**Exercise task**
Check every line below for the word "Cordeiros" and copy each one that has it.

________________________

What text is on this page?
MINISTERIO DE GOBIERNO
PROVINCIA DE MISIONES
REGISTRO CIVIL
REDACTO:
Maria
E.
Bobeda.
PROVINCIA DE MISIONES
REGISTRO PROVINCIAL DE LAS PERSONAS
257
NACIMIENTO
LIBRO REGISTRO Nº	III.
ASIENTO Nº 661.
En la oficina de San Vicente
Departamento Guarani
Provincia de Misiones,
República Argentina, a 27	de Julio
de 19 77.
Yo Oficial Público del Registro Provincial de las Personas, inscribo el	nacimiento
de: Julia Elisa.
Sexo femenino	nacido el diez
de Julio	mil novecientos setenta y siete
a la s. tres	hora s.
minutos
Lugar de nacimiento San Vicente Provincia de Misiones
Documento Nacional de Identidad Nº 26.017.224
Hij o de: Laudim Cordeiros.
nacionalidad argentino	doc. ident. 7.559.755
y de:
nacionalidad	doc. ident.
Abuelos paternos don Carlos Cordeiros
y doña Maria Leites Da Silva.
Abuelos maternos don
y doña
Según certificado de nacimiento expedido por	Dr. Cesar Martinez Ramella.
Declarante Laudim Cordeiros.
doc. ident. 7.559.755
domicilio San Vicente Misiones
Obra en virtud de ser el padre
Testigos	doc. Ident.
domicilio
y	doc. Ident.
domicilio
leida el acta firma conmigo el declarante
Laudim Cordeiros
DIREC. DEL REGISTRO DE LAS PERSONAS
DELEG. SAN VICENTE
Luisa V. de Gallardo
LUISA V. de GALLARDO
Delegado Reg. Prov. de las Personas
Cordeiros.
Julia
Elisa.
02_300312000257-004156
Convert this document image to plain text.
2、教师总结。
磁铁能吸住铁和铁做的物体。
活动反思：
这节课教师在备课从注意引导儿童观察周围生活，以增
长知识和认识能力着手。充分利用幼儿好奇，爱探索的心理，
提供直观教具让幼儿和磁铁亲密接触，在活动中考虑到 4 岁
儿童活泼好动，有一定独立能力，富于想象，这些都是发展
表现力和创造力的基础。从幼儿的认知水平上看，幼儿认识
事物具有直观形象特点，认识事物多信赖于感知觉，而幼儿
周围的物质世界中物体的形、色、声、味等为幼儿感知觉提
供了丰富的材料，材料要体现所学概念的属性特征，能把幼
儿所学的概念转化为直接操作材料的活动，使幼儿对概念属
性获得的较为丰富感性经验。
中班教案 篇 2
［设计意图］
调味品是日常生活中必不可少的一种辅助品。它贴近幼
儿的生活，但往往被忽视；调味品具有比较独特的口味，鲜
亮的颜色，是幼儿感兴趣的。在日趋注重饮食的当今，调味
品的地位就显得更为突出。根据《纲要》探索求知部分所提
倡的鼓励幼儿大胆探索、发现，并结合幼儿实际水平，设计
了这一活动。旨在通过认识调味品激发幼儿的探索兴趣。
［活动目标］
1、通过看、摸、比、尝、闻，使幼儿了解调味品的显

________________________

**Problem solution**
Hij o de: Laudim Cordeiros.
Abuelos paternos don Carlos Cordeiros
Declarante Laudim Cordeiros.
Laudim Cordeiros
Cordeiros.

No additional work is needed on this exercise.